------ READING PASSAGE
There was tension in Ado-Ekiti, the state capital. Many schools remained shut at the opening of a new term.

Fayose's supporters  stormed the vicinity of the House of Assembly, protesting the impeachment proceedings launched by 19 All Progressives Congress (APC) lawmakers.

Fayose has been running the state with seven Peoples Democratic Party (PDP) lawmakers.

The APC lawmakers sent an impeachment notice to Fayose and his deputy, Kolapo Olusola, accusing them of gross misconduct in the performance of their official functions.

They wrote to the Chief Judge, Justice Ayodeji Daramola, after a special sitting, directing him to set up a seven-man panel to investigate the alleged gross misconduct.

Fayose, in a broadcast on Sunday, said that the Dr. Adewale Omirin-led APC Assembly members were planning to storm the complex. He urged his supporters to beseige the place and frustrate the plot to remove him from office.

The governor, who spoke in Yoruba charged PDP members, drivers, commercial motorcyclists (okada), market women and other interest groups to rise and defend the mandate they gave him at last year's election.

Peoples Democratic Party (PDP) members from all the 16 local government areas stormed the Assembly complex, vowing to stop Fayose's removal.

The PDP loyalists, who were mobilised by local government caretaker chairmen, chanted the PDP slogan - power and rained curses on the APC legislators whom they accused of harbouring plots to set the state on fire with the impeachment proceedings.

The Assembly complex was under lock and key. Heavily armed policemen blocked all the major roads linking the complex. The few vehicles that were allowed passage were thoroughly checked and passers-by frisked by security agency.

The Assembly complex was like a marketplace when reporters visited at about 11.00 am.

Most of the civil servants working in ministries, departments and agencies with offices in nearby State Secretariat stayed away from work for what they described as 'security concerns'.

Unlike the previous protests, major roads of Ado-Ekiti were not blocked. Shops and markets were opened.But schools did not open.

Pupils and students were sent back home in Ado and Ikere.

Many parents, apparently reacting to the tension generated by Fayose's broadcast, kept their wards.

The situation affected both public and private.
Some of the few ones that opened for third term resumption had to politely send back parents and their wards, on the excuse that the coast was not yet clear as far as safety of lives and property was concerned.

A parent, Mrs. Ajoke Ifeoluwa, said she decided to keep her three children attending a prominent private secondary school in Ado-Ekiti at home because she received a text from the school authorities on Sunday, shifting the resumption date till today as a result of security concerns. Another parent said: 'What is the problem of these people?  I paid my children's fees at the bank last week, hoping that they will resume this morning only to meet the gate shut.'

The state chapter of the APC praised drivers and okada riders 'for refusing to obey Fayose's inciting order to foment trouble over alleged plan by lawmakers of the party to storm the Assembly with thugs to remove the governor'.
------------
------ DATASET EXTRACT
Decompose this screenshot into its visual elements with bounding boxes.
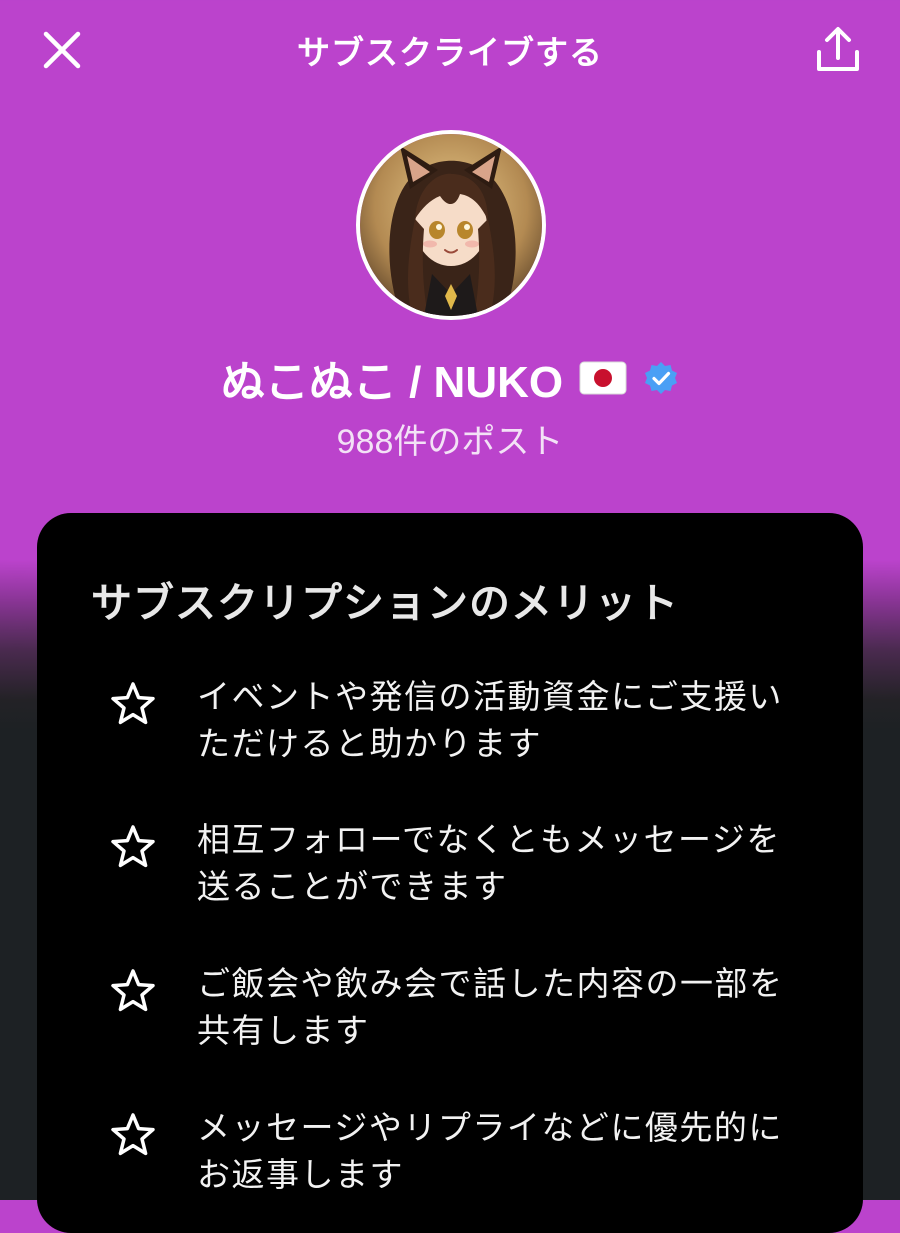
------------
STATED GOAL A:
Answer these from the report on the Ado-Ekiti impeachment protests:
(i) How many APC lawmakers launched the impeachment proceedings?
(ii) Who is the Chief Judge the lawmakers wrote to?
(iii) At about what time did reporters visit the Assembly complex?
STATED GOAL B: List every person named in the report on the Ado-Ekiti impeachment protests.
STATED GOAL C: Print everything from "Fayose's supporters  stormed" down to "their official functions." in the report on the Ado-Ekiti impeachment protests, word for word.

PROBLEM SOLUTION A:
(i) 19
(ii) Justice Ayodeji Daramola
(iii) About 11.00 am

PROBLEM SOLUTION B:
Fayose
Kolapo Olusola
Justice Ayodeji Daramola
Dr. Adewale Omirin
Mrs. Ajoke Ifeoluwa

PROBLEM SOLUTION C:
Fayose's supporters  stormed the vicinity of the House of Assembly, protesting the impeachment proceedings launched by 19 All Progressives Congress (APC) lawmakers.

Fayose has been running the state with seven Peoples Democratic Party (PDP) lawmakers.

The APC lawmakers sent an impeachment notice to Fayose and his deputy, Kolapo Olusola, accusing them of gross misconduct in the performance of their official functions.